══ Data supplied ══

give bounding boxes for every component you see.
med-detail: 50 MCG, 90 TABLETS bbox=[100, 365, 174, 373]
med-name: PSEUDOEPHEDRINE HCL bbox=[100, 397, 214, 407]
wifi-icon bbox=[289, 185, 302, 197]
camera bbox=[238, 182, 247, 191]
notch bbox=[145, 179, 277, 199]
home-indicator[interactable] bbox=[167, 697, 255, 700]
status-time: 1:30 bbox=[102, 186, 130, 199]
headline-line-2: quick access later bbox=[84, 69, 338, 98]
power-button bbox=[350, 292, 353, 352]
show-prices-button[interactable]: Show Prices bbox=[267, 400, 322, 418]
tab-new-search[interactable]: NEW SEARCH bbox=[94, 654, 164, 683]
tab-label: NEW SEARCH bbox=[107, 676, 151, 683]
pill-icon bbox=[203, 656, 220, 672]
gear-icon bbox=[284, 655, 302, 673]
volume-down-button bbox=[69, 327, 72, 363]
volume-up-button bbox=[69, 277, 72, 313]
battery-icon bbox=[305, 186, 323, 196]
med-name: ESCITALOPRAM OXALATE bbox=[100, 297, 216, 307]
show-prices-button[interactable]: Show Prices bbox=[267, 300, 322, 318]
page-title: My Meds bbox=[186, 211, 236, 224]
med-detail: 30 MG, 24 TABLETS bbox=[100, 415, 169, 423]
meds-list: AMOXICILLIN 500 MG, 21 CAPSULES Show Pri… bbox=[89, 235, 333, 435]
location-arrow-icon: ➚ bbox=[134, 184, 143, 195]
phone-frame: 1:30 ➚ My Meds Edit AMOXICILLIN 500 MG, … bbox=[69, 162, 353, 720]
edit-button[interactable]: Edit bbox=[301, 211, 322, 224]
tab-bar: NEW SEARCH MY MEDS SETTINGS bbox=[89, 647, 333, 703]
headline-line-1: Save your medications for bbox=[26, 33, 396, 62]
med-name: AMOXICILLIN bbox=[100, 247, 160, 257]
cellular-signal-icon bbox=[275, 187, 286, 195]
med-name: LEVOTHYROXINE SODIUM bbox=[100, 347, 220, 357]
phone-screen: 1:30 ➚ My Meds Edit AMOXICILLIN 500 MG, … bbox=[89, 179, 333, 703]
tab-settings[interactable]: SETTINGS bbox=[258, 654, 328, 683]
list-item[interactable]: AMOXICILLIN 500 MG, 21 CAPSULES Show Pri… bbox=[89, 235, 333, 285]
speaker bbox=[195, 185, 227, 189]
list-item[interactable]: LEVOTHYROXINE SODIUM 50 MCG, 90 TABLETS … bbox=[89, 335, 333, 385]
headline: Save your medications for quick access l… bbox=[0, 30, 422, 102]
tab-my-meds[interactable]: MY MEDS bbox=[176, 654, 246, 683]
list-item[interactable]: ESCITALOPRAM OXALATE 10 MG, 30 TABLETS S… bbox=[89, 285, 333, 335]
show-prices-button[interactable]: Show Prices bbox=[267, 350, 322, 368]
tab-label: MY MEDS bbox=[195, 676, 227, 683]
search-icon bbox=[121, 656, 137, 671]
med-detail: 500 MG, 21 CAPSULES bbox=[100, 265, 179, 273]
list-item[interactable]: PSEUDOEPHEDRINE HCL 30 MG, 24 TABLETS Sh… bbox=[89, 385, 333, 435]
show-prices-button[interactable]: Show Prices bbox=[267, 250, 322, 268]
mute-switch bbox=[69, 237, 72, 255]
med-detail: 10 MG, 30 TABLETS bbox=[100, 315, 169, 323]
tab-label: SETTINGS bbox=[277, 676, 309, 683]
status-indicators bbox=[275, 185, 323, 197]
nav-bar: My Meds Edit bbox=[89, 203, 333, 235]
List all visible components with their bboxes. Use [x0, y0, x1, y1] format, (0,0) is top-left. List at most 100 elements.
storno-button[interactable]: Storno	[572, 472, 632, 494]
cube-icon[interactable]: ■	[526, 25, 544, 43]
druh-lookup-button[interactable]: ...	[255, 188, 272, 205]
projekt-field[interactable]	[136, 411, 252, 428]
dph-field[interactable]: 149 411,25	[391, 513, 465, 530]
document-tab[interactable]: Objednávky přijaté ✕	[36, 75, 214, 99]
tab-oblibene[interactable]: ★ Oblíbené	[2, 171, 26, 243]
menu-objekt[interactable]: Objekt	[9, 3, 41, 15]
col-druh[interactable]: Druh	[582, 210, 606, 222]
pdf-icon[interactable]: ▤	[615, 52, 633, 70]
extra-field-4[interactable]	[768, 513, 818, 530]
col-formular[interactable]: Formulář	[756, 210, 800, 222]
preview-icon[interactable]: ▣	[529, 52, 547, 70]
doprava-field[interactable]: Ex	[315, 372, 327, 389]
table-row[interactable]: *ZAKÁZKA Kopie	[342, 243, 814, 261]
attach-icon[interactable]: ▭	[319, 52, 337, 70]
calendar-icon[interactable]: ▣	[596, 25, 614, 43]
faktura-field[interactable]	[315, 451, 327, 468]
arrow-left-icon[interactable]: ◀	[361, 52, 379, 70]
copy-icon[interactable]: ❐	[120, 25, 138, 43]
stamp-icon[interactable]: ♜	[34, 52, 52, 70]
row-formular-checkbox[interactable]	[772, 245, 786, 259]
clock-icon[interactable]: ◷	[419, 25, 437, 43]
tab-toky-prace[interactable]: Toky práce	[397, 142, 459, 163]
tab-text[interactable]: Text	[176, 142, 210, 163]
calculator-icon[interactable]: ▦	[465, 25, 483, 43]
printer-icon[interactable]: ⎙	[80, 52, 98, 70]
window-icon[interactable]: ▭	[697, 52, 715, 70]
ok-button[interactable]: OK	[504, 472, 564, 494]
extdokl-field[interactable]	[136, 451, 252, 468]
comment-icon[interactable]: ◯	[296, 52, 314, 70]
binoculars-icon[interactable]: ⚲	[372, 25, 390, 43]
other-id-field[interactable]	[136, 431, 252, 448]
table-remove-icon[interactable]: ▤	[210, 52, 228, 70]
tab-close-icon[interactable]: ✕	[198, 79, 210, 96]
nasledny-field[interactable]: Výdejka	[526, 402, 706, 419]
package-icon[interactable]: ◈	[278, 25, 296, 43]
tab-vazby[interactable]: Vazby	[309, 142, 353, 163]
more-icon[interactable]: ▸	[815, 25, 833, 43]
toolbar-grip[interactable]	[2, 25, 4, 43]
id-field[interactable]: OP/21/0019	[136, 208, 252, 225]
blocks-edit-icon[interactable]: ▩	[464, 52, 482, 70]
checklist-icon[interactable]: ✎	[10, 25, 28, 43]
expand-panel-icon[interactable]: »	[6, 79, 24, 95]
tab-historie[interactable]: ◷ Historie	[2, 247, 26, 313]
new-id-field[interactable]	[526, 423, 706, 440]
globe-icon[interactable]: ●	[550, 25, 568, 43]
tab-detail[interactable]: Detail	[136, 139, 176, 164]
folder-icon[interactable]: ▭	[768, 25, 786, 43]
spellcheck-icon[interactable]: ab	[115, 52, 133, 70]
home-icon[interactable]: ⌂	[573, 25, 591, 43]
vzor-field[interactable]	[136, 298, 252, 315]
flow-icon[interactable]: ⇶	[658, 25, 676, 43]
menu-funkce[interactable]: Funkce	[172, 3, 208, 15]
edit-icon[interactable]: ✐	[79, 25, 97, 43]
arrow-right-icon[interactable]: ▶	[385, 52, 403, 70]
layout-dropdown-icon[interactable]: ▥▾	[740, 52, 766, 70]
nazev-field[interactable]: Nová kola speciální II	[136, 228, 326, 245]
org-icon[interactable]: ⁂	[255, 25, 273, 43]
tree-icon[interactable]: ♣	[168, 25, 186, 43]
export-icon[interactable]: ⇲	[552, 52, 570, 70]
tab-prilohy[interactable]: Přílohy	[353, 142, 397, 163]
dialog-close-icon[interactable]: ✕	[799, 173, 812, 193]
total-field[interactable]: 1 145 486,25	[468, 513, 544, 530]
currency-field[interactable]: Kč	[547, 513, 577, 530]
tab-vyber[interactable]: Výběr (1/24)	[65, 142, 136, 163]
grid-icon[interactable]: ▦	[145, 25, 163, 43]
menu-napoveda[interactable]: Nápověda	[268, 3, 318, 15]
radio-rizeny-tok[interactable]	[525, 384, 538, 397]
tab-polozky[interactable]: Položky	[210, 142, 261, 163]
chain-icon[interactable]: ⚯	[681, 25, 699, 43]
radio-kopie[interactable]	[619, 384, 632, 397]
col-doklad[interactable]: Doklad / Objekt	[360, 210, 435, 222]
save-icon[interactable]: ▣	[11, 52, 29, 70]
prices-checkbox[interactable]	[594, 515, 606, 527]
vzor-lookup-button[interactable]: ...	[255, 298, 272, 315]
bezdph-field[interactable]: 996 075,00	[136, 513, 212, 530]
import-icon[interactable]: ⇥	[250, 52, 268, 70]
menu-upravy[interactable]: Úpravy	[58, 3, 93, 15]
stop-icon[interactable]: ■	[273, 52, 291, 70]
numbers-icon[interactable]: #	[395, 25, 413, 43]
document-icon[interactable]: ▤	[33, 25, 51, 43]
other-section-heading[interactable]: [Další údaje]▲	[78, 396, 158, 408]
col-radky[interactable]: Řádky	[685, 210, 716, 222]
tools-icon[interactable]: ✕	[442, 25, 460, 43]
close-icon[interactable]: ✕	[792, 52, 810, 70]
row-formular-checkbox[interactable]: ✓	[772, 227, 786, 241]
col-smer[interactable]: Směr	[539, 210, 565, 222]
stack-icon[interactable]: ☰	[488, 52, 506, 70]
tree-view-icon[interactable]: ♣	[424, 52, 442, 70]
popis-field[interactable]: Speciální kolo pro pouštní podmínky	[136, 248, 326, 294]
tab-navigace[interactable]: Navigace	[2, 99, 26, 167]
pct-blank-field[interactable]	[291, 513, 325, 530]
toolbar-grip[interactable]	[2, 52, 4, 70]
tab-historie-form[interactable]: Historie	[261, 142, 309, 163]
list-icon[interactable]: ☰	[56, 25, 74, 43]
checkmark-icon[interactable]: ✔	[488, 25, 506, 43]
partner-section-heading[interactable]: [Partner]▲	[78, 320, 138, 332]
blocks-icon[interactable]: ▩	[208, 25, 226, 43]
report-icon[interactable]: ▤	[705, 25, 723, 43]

═══

* Aim *
Copy the rows from the first one through the line containing "power-button bbox=[350, 292, 353, 352]", including both, and nothing more.

* Final result *
give bounding boxes for every component you see.
med-detail: 50 MCG, 90 TABLETS bbox=[100, 365, 174, 373]
med-name: PSEUDOEPHEDRINE HCL bbox=[100, 397, 214, 407]
wifi-icon bbox=[289, 185, 302, 197]
camera bbox=[238, 182, 247, 191]
notch bbox=[145, 179, 277, 199]
home-indicator[interactable] bbox=[167, 697, 255, 700]
status-time: 1:30 bbox=[102, 186, 130, 199]
headline-line-2: quick access later bbox=[84, 69, 338, 98]
power-button bbox=[350, 292, 353, 352]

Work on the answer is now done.